Stated goal:
Give the number of lines holding the string "image", and nothing else.

Extracted data entries:
+ + + +

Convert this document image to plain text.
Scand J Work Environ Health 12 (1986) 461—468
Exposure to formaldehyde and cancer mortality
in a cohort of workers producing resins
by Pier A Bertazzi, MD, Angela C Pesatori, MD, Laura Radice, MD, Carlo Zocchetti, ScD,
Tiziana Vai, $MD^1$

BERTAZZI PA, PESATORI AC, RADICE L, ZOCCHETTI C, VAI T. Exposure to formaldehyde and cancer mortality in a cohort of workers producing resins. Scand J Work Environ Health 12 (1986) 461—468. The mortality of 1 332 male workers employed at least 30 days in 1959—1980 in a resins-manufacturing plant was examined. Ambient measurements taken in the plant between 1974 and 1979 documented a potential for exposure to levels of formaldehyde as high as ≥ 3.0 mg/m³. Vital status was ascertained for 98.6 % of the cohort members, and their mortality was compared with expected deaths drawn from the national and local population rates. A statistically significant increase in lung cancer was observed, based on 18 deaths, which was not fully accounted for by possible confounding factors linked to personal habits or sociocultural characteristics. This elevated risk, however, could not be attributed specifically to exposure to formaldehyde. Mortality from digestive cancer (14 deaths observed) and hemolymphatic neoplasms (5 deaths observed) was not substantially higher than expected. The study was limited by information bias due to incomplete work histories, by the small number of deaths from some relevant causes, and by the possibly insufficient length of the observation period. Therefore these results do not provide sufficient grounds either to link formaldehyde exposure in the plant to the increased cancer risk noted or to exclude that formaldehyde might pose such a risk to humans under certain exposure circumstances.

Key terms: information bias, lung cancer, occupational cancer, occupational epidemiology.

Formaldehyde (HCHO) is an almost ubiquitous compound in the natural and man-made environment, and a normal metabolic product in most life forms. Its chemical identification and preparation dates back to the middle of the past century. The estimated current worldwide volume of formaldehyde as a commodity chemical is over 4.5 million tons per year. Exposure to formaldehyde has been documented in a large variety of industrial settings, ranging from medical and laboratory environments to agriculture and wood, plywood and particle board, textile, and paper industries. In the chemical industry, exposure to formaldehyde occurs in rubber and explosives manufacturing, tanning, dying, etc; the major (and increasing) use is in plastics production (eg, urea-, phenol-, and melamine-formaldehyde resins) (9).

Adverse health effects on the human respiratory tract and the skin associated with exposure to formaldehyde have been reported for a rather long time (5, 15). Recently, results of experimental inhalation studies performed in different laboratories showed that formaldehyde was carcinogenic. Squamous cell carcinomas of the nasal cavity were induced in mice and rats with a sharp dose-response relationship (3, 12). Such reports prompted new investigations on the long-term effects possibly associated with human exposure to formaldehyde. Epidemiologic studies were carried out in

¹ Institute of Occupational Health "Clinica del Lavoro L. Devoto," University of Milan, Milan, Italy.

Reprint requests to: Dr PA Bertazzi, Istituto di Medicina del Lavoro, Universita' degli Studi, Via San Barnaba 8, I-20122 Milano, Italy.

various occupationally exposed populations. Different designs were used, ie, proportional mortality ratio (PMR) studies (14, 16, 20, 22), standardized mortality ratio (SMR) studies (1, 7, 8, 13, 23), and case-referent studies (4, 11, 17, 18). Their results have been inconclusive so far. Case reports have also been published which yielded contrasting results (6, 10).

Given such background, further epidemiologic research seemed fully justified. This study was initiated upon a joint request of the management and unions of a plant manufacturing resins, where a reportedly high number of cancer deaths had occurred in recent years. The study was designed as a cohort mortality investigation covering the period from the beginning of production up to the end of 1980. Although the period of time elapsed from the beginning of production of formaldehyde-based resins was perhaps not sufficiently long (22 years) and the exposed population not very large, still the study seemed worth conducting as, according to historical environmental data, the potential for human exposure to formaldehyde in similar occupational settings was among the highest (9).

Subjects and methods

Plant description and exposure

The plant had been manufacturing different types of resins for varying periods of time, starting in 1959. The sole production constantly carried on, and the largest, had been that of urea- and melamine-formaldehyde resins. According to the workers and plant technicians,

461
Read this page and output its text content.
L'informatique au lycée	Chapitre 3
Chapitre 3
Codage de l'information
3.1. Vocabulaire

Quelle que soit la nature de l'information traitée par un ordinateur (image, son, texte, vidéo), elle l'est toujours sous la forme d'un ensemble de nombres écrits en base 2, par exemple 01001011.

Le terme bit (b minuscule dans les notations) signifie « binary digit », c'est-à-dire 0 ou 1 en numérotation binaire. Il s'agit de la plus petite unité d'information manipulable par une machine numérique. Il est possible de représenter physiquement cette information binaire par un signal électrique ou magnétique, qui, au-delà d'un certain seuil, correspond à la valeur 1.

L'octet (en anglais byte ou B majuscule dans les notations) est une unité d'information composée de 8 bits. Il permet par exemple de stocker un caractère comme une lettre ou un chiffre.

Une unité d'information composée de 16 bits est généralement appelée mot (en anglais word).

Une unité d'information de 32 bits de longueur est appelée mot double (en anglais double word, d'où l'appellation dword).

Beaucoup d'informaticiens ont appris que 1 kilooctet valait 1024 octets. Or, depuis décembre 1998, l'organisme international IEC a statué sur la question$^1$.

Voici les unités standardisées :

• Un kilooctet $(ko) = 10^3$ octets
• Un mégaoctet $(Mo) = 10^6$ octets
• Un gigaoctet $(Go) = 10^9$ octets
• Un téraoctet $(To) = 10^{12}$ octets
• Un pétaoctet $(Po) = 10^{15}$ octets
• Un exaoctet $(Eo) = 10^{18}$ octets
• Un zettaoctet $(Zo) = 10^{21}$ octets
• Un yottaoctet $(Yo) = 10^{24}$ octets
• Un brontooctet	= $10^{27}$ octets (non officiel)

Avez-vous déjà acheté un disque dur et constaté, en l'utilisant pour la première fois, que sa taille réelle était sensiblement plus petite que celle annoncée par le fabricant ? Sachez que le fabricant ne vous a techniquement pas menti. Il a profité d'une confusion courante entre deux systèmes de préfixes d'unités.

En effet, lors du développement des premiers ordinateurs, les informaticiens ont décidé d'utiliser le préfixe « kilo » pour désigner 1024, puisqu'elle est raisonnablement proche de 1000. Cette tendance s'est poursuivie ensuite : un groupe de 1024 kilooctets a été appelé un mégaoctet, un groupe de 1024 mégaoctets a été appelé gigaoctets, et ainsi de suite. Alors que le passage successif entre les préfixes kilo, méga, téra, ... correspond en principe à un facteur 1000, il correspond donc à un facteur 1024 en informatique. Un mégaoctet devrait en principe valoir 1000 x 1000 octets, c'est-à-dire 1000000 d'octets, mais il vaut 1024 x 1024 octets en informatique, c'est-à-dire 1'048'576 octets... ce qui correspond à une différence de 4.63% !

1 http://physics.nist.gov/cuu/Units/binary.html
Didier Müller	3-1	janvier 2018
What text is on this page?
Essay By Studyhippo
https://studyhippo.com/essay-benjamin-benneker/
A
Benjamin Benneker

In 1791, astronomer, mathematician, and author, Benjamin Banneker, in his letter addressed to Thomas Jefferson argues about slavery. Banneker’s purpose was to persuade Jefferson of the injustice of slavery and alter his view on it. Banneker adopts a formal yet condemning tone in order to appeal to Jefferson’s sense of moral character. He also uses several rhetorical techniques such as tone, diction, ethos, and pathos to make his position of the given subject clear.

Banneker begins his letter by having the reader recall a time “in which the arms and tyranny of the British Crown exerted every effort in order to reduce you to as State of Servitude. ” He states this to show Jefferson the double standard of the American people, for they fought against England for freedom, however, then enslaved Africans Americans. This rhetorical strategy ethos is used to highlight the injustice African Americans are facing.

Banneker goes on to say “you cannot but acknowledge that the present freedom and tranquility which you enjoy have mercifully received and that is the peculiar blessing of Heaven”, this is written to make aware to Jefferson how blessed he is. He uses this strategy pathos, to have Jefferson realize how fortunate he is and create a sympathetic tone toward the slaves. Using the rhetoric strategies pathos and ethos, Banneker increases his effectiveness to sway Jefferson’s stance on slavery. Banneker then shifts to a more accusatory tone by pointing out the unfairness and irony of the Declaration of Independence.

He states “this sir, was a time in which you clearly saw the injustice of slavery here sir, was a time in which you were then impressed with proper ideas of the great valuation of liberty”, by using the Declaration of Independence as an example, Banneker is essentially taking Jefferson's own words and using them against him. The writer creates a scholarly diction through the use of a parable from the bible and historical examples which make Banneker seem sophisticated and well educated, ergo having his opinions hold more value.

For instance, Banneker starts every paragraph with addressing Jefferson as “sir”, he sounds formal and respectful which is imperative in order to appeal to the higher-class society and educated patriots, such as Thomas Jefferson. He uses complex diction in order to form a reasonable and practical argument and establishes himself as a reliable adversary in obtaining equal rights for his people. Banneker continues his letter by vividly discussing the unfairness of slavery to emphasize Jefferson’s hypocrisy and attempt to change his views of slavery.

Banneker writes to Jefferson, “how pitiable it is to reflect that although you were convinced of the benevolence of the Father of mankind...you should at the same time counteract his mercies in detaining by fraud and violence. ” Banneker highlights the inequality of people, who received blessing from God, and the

+ + + +

Reply to the task:
2